ARTICLE

+--

Monsieur le ministre, comme nous tous ici, j'ai accueilli avec satisfaction l'annonce de l'achèvement, dans le cadre de la loi de finances pour 2007, du processus de décristallisation des retraites et pensions militaires d'invalidité des anciens combattants ressortissants des anciennes colonies françaises.
La loi de finances pour 2003 avait amorcé cette décristallisation, mais j'avais à l'époque déploré que cette mesure soit fondée sur la parité des pouvoirs d'achat, écartant depuis plusieurs décennies la notion pourtant fondamentale d'imprescriptibilité du droit à réparation pour tous ceux qui ont combattu sous les plis du drapeau français.
Je me félicite donc aujourd'hui de voir enfin portées la retraite du combattant et les pensions militaires d'invalidité au même niveau que celles qui sont versées en France, dès le 1er janvier 2007 et sans distinction de nationalité actuelle.
Depuis des décennies, les associations d'anciens combattants portaient sans relâche cette revendication concernant leurs frères d'armes.
Par ailleurs, cette revalorisation n'est qu'un premier pas puisqu'elle ne concerne que la retraite du combattant, soit 488 euros par an, et les pensions militaires d'invalidité. Quid des pensions de retraite civiles et militaires ?

+--

DONNÉES ENREGISTRÉES
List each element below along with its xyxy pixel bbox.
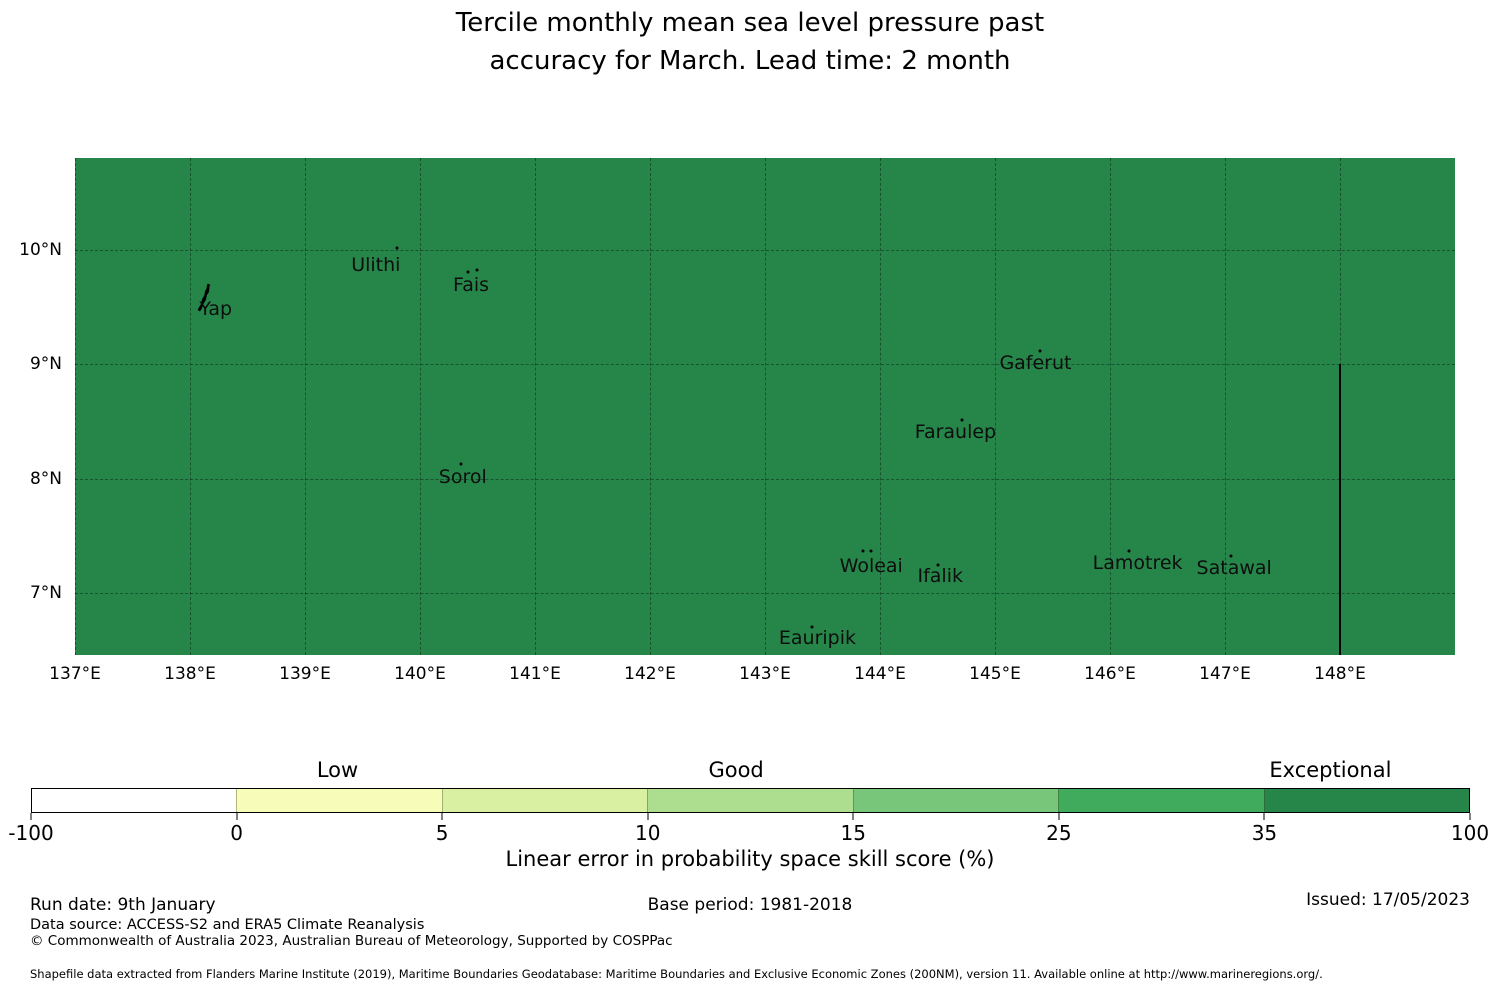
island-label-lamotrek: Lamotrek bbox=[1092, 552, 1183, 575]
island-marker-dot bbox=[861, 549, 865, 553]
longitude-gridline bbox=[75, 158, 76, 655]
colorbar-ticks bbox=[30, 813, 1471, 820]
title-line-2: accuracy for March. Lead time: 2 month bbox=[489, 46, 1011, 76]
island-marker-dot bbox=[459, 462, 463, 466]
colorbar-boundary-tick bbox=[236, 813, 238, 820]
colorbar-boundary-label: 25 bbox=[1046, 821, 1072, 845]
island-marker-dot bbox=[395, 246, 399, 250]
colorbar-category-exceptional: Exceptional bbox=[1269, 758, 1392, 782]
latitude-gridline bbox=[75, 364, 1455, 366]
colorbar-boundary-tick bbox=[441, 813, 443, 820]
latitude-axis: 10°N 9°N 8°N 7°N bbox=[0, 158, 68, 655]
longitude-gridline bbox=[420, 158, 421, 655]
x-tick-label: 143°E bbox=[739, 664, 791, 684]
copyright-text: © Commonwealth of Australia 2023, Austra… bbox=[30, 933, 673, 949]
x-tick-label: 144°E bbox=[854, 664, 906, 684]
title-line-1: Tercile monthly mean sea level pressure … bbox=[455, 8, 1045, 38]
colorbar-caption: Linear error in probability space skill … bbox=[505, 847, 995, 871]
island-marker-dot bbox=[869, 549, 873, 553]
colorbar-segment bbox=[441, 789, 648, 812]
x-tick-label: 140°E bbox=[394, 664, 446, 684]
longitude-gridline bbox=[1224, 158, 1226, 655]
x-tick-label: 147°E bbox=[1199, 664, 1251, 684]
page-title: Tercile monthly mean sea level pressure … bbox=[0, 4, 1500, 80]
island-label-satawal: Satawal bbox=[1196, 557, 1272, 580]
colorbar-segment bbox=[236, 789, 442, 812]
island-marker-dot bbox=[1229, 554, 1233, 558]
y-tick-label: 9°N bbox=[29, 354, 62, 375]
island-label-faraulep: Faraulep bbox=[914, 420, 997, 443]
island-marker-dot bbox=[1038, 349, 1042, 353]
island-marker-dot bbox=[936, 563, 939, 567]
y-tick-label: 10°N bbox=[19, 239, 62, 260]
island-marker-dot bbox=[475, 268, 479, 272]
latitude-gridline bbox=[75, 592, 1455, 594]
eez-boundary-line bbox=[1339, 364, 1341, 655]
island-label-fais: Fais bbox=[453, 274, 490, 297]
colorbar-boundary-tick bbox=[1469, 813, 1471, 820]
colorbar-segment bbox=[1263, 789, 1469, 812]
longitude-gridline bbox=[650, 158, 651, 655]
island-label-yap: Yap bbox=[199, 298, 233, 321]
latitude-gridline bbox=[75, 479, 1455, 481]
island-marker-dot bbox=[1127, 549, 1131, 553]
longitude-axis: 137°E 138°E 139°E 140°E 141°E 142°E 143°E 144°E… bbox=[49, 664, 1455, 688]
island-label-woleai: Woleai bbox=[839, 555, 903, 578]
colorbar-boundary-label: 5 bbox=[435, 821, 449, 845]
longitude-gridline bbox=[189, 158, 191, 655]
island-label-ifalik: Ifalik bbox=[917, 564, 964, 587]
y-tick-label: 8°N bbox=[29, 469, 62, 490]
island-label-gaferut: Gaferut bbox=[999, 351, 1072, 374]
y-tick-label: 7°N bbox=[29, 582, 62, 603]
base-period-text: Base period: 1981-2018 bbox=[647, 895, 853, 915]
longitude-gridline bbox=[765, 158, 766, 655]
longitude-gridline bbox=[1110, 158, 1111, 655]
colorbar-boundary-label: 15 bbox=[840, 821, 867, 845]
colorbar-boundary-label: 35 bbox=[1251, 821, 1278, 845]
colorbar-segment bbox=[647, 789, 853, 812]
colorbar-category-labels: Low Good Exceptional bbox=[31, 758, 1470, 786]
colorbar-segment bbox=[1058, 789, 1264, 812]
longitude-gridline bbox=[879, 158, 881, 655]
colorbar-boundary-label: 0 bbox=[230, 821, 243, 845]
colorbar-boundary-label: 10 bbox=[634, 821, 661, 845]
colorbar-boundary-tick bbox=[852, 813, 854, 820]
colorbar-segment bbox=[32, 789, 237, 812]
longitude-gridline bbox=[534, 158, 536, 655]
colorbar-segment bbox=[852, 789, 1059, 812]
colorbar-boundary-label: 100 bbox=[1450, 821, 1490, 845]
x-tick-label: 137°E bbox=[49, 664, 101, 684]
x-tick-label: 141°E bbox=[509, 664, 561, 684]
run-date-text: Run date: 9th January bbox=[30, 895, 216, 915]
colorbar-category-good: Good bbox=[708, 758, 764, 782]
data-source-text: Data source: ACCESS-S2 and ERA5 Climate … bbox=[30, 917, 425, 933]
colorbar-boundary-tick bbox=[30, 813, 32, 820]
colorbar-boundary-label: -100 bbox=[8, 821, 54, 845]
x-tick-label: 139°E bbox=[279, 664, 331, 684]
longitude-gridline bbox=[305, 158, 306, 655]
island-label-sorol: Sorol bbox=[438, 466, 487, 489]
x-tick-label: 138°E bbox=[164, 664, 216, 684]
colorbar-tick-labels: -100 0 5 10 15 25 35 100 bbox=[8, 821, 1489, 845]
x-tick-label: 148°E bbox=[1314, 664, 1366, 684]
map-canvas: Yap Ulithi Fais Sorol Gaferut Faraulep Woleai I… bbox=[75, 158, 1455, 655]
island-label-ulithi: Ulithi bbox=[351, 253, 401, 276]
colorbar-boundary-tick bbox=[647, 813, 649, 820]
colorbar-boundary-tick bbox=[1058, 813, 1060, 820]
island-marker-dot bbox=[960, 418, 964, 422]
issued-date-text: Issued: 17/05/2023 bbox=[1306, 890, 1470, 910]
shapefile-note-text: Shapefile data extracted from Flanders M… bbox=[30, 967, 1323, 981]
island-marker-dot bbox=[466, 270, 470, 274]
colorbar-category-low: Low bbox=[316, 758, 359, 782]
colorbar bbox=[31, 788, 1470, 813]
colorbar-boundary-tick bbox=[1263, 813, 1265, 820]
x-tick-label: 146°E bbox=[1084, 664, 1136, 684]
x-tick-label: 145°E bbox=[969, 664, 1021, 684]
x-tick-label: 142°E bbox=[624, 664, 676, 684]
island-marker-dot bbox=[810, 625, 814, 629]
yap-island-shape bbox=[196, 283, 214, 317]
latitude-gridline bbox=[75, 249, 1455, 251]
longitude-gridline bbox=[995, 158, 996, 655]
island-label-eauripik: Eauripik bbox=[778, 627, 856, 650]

+--

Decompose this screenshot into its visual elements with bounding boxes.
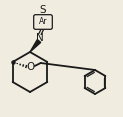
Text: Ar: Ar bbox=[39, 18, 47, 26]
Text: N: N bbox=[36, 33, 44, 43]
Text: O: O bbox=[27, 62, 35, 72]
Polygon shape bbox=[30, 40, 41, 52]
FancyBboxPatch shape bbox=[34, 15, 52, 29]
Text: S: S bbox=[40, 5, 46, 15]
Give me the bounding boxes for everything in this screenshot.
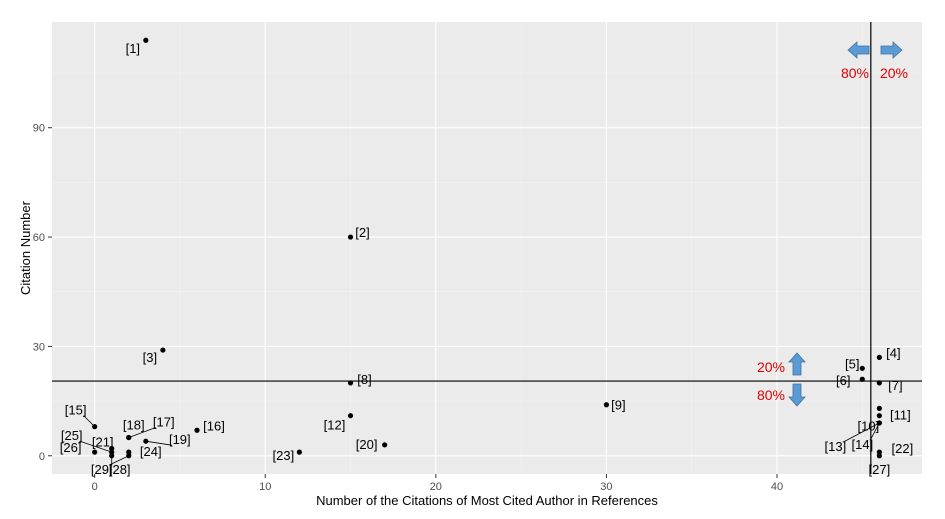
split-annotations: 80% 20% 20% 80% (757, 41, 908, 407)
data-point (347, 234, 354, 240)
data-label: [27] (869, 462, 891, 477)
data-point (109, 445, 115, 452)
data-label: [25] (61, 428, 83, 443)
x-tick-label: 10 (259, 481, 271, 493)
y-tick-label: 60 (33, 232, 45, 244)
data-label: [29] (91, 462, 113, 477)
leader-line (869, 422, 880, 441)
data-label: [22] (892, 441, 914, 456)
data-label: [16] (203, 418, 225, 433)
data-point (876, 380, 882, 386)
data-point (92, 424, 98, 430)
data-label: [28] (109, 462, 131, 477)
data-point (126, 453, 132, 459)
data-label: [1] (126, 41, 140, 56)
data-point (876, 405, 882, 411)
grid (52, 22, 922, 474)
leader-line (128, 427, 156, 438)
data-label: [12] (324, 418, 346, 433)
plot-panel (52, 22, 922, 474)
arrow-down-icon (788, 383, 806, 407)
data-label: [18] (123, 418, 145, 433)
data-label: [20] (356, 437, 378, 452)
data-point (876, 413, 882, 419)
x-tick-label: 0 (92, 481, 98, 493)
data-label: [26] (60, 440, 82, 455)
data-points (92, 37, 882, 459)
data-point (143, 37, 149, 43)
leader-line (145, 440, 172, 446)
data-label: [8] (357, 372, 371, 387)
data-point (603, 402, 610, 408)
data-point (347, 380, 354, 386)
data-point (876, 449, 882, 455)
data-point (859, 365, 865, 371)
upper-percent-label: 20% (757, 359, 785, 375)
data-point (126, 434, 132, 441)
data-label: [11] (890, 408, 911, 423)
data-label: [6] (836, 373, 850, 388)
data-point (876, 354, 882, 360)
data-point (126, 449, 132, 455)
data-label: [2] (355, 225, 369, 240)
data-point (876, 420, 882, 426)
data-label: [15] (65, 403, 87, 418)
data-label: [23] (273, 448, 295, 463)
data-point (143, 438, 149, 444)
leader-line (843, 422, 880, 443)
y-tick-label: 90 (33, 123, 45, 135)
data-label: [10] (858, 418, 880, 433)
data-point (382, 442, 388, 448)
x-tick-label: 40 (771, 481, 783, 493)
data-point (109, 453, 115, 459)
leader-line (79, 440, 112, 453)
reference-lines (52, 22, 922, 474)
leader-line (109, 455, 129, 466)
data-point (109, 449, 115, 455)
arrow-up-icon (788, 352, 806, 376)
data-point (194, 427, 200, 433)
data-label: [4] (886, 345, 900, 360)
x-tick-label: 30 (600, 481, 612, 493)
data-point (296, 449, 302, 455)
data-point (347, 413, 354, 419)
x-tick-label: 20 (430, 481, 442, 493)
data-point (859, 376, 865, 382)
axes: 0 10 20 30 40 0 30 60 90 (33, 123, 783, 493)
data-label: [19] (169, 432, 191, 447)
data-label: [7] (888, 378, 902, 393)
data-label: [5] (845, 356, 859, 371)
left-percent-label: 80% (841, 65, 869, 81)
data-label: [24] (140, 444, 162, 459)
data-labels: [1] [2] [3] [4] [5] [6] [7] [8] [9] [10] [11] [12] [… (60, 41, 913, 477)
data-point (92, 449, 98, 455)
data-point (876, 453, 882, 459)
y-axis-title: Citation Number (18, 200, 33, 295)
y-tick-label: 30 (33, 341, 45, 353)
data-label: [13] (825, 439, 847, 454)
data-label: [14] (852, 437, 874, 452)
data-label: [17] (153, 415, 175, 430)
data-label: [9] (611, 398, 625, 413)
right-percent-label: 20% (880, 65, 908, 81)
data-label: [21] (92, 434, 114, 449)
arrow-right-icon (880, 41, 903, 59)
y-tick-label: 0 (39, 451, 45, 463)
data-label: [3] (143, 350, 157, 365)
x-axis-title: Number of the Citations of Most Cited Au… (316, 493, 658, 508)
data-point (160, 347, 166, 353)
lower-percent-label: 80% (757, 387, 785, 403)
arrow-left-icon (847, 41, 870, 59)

+--

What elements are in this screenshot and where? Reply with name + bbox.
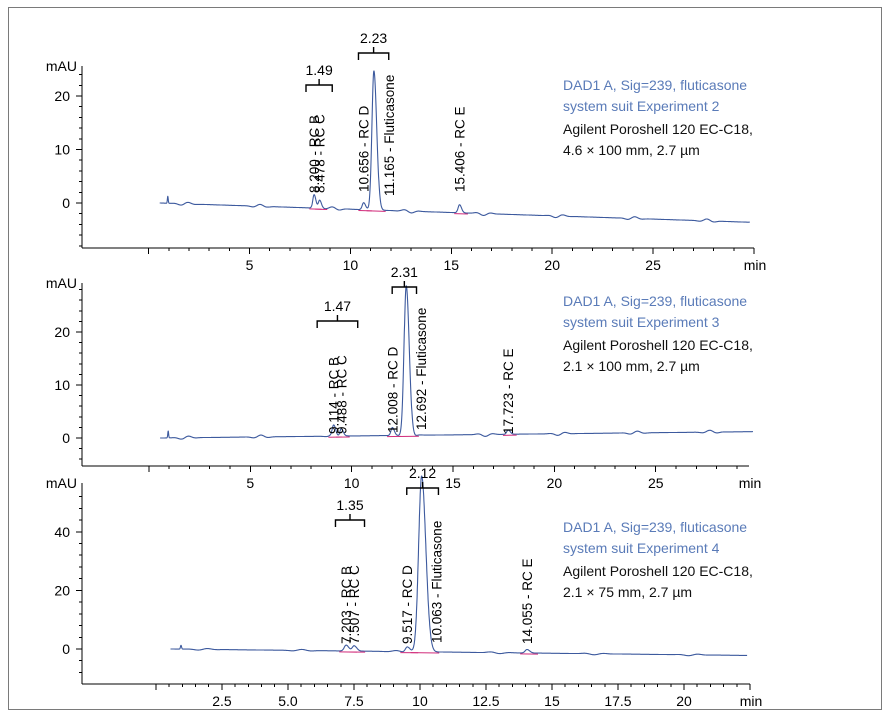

+--

EXERCICES À RÉALISER
[1] Répondez aux questions suivantes à partir de l'intervention sur la décristallisation des pensions :
(a) Quelle loi de finances avait amorcé la décristallisation ?
(b) À partir de quelle date la retraite du combattant et les pensions militaires d'invalidité sont-elles portées au niveau de celles versées en France ?
(c) À combien s'élève la retraite du combattant par an ?
[2] Recopiez mot pour mot le passage de l'intervention sur la décristallisation des pensions, en commençant à « Je me félicite » et en terminant à « et militaires ? ».
[3] Rédigez la suite de l'intervention sur la décristallisation des pensions à partir de sa dernière phrase.

RÉSULTATS DE L'EXERCICE
[1]
(a) La loi de finances pour 2003.
(b) Dès le 1er janvier 2007.
(c) 488 euros par an.

[2]
Je me félicite donc aujourd'hui de voir enfin portées la retraite du combattant et les pensions militaires d'invalidité au même niveau que celles qui sont versées en France, dès le 1er janvier 2007 et sans distinction de nationalité actuelle.
Depuis des décennies, les associations d'anciens combattants portaient sans relâche cette revendication concernant leurs frères d'armes.
Par ailleurs, cette revalorisation n'est qu'un premier pas puisqu'elle ne concerne que la retraite du combattant, soit 488 euros par an, et les pensions militaires d'invalidité. Quid des pensions de retraite civiles et militaires ?

[3]
Monsieur le ministre, vos chiffres ne résistent pas à une analyse sérieuse : votre budget n'est pas satisfaisant ! Je ne tenterai d'ailleurs pas d'opposer les différentes catégories de combattants entre elles.
Si l'on ne prend pas en compte les crédits pour la décristallisation, ce budget est en baisse de 3, 58 % par rapport à celui de 2006. Il demeurerait encore en baisse de 0, 54 % si l'on intégrait les 110 millions de la décristallisation.
Or le simple maintien du budget pour 2007 à hauteur de celui de 2006 permettrait de disposer de 129, 5 millions d'euros disponibles. Je vous fais cette démonstration chaque armée, chaque année, vous répondez « baisse de la démographie ».
Certes, je prends acte de la revalorisation de deux points d'indice de la retraite du combattant, mais je veux souligner que le Gouvernement s'était engagé en 2002 en faveur d'un rattrapage de quinze points sur la durée de la législature. Nous parvenons à 37 points, soit bien loin des 48 promis ! Je proposerai donc tout à l'heure un amendement.
Vous avez également consenti des crédits pour trois mesures que l'on ne peut qu'approuver : 635 000 euros pour une meilleure prise en charge de l'appareillage, 500 000 euros de plus pour l'action sociale de l'ONAC et 850 000 euros pour aligner les taux des pensions militaires d'invalidité des sous-officiers sur celles de la Marine.
Malgré tout, force est de constater que les priorités anciennes et bien connues de vous, monsieur le ministre, n'ont pas été entièrement satisfaites, loin de là ! Votre bilan de la législature ne peut nous satisfaire.
Pour le plafond majorable des retraites mutualistes d'anciens combattants, vous avez consenti 2, 5 points à l'Assemblée nationale, soit un passage à 125 points. Sans vouloir jouer les marchands de tapis, j'estime que l'on aurait pu passer directement aux 130 points promis et attendus.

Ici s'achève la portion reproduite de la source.